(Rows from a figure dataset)
--------------------------------------------------

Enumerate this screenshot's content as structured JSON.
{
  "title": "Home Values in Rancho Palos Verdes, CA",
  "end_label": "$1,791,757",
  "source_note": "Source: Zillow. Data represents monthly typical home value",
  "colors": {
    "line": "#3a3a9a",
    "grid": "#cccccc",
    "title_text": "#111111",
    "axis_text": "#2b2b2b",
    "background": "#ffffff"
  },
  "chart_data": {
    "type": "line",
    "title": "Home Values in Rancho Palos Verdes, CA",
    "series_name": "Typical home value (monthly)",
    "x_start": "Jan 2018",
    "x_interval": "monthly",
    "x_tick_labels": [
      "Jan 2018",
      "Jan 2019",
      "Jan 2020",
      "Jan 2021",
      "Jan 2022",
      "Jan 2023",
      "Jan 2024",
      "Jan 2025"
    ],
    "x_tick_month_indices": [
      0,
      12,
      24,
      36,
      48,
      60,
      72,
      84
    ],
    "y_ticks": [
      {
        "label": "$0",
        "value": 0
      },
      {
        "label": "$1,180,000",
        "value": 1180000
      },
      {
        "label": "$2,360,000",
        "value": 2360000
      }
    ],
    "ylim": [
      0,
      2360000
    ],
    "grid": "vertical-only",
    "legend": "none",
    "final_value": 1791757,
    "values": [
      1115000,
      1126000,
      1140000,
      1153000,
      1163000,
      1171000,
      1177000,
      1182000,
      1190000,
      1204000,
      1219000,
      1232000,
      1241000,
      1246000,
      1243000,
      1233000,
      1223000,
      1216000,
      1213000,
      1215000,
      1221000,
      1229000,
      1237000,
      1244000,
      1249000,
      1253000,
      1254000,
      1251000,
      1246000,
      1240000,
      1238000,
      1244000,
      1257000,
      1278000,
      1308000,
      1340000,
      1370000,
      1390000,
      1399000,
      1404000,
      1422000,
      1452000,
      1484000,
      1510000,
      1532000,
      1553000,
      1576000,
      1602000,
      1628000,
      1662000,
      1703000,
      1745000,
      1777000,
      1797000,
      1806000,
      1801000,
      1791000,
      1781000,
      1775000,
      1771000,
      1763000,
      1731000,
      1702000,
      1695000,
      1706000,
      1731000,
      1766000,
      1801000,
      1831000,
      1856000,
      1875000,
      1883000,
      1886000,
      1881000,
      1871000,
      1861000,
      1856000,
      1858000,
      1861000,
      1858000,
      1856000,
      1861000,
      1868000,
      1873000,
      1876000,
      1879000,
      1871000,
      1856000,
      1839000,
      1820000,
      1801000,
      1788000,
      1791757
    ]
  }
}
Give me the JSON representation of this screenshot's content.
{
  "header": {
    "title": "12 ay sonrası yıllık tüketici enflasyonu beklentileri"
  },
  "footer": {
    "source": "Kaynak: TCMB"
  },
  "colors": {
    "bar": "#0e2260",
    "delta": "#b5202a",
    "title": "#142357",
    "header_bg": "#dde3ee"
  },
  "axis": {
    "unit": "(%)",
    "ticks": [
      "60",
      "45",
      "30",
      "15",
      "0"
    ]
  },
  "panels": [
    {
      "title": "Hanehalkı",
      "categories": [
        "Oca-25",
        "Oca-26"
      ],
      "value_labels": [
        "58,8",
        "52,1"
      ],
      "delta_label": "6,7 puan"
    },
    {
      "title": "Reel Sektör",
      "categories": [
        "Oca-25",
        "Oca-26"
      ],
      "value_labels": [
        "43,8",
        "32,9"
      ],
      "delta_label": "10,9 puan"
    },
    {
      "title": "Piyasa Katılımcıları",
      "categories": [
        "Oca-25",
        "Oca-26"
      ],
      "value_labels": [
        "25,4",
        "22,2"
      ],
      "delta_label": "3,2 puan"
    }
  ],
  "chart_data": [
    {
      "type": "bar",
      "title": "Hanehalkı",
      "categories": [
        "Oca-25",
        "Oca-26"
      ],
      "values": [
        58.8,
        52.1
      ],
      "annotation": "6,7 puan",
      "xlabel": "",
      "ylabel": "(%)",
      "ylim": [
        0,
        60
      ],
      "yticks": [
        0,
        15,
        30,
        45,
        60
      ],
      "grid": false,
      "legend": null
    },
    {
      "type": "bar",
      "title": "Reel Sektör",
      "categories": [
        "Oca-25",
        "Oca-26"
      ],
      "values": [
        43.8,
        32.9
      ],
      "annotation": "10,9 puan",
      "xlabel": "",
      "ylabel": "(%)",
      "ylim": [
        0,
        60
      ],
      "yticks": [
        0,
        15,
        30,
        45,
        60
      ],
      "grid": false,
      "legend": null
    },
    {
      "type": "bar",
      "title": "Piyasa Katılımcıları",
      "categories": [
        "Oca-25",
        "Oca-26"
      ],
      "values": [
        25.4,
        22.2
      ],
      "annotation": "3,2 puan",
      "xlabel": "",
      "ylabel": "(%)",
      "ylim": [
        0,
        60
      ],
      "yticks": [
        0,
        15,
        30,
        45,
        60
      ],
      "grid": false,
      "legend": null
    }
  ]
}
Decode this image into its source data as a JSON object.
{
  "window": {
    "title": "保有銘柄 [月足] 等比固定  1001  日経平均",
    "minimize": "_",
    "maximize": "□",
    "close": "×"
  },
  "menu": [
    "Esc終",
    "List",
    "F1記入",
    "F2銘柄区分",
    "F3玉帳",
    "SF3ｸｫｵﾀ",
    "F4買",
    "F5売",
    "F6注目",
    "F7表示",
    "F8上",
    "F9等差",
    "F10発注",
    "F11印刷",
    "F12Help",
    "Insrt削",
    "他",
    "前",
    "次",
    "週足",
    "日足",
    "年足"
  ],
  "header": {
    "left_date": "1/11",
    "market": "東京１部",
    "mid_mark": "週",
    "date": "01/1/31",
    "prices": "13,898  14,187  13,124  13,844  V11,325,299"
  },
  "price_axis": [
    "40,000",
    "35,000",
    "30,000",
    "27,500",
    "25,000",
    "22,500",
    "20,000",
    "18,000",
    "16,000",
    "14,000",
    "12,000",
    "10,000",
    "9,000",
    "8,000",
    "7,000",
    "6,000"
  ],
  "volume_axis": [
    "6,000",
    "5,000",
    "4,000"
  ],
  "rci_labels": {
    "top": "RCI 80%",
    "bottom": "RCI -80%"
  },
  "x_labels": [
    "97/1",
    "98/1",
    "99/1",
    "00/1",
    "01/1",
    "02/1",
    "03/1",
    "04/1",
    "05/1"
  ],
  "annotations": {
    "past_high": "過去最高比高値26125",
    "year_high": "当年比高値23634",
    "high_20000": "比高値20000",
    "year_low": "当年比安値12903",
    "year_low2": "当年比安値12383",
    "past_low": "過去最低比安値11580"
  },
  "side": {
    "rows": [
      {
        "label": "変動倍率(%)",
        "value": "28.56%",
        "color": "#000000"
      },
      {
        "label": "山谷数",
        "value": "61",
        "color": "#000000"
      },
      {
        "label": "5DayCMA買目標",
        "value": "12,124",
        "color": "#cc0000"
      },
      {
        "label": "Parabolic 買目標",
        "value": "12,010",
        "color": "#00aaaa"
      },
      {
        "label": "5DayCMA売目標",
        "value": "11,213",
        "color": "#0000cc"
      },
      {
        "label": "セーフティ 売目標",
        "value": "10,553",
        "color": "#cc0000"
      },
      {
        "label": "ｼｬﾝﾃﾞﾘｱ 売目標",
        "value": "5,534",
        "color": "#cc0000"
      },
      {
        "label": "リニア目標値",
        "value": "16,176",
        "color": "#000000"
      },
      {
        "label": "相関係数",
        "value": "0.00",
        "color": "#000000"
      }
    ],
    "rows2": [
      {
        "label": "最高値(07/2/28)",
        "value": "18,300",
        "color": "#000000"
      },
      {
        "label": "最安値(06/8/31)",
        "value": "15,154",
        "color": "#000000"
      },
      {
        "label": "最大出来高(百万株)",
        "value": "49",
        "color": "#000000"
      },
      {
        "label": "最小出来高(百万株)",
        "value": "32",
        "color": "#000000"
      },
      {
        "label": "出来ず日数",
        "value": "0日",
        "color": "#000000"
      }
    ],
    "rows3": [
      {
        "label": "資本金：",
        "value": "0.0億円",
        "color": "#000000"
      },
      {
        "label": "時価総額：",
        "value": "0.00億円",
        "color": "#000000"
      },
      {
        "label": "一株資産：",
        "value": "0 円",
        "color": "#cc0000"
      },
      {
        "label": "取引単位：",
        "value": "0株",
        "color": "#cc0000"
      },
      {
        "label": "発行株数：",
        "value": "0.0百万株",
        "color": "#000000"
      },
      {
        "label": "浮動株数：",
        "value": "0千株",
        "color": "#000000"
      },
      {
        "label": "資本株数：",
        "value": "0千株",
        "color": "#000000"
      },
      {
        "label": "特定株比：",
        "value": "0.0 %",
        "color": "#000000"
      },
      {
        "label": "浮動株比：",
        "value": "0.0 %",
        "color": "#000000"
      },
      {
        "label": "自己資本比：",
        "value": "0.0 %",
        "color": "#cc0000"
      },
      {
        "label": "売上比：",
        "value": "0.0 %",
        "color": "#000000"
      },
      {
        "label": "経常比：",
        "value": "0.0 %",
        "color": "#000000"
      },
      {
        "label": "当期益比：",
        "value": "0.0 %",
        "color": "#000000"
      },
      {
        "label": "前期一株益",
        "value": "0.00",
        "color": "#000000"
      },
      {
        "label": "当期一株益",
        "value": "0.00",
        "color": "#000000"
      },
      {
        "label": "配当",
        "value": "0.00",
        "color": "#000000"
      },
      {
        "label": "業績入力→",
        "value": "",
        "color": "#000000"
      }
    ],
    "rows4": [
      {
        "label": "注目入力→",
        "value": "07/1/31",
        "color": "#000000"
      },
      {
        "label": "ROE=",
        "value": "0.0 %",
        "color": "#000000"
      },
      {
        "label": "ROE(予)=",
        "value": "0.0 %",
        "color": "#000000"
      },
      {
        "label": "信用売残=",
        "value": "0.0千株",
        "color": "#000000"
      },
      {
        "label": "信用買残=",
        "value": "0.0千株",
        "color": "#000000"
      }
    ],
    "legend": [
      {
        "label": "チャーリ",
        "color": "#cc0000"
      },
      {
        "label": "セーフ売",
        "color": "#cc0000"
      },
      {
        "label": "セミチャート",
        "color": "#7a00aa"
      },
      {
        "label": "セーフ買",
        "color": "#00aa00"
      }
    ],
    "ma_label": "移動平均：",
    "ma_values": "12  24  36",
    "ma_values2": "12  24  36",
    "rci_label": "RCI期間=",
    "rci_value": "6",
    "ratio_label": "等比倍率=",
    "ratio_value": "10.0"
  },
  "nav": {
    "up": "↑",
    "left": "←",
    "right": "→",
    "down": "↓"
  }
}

--------------------------------------------------

Stated task: Report how many lines of the records above contain the word "this", and give only that number.

In response: 3